— begin Data in this exercise —
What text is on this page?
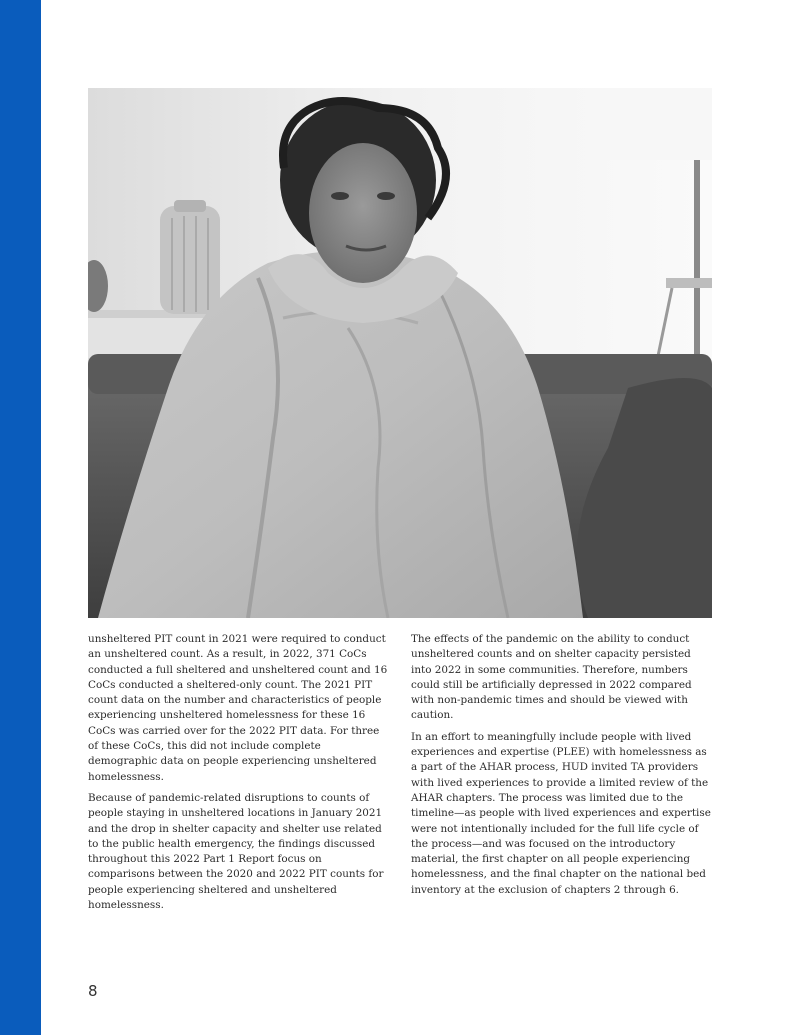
unsheltered PIT count in 2021 were required to conduct an unsheltered count. As a result, in 2022, 371 CoCs conducted a full sheltered and unsheltered count and 16 CoCs conducted a sheltered-only count. The 2021 PIT count data on the number and characteristics of people experiencing unsheltered homelessness for these 16 CoCs was carried over for the 2022 PIT data. For three of these CoCs, this did not include complete demographic data on people experiencing unsheltered homelessness.

Because of pandemic-related disruptions to counts of people staying in unsheltered locations in January 2021 and the drop in shelter capacity and shelter use related to the public health emergency, the findings discussed throughout this 2022 Part 1 Report focus on comparisons between the 2020 and 2022 PIT counts for people experiencing sheltered and unsheltered homelessness.

The effects of the pandemic on the ability to conduct unsheltered counts and on shelter capacity persisted into 2022 in some communities. Therefore, numbers could still be artificially depressed in 2022 compared with non-pandemic times and should be viewed with caution.

In an effort to meaningfully include people with lived experiences and expertise (PLEE) with homelessness as a part of the AHAR process, HUD invited TA providers with lived experiences to provide a limited review of the AHAR chapters. The process was limited due to the timeline—as people with lived experiences and expertise were not intentionally included for the full life cycle of the process—and was focused on the introductory material, the first chapter on all people experiencing homelessness, and the final chapter on the national bed inventory at the exclusion of chapters 2 through 6.

8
— end Data in this exercise —
▸ Work required:
Print each record exactly as it stands, leaving the images out.

▸ The reply:
What text is on this page?
unsheltered PIT count in 2021 were required to conduct an unsheltered count. As a result, in 2022, 371 CoCs conducted a full sheltered and unsheltered count and 16 CoCs conducted a sheltered-only count. The 2021 PIT count data on the number and characteristics of people experiencing unsheltered homelessness for these 16 CoCs was carried over for the 2022 PIT data. For three of these CoCs, this did not include complete demographic data on people experiencing unsheltered homelessness.

Because of pandemic-related disruptions to counts of people staying in unsheltered locations in January 2021 and the drop in shelter capacity and shelter use related to the public health emergency, the findings discussed throughout this 2022 Part 1 Report focus on comparisons between the 2020 and 2022 PIT counts for people experiencing sheltered and unsheltered homelessness.

The effects of the pandemic on the ability to conduct unsheltered counts and on shelter capacity persisted into 2022 in some communities. Therefore, numbers could still be artificially depressed in 2022 compared with non-pandemic times and should be viewed with caution.

In an effort to meaningfully include people with lived experiences and expertise (PLEE) with homelessness as a part of the AHAR process, HUD invited TA providers with lived experiences to provide a limited review of the AHAR chapters. The process was limited due to the timeline—as people with lived experiences and expertise were not intentionally included for the full life cycle of the process—and was focused on the introductory material, the first chapter on all people experiencing homelessness, and the final chapter on the national bed inventory at the exclusion of chapters 2 through 6.

8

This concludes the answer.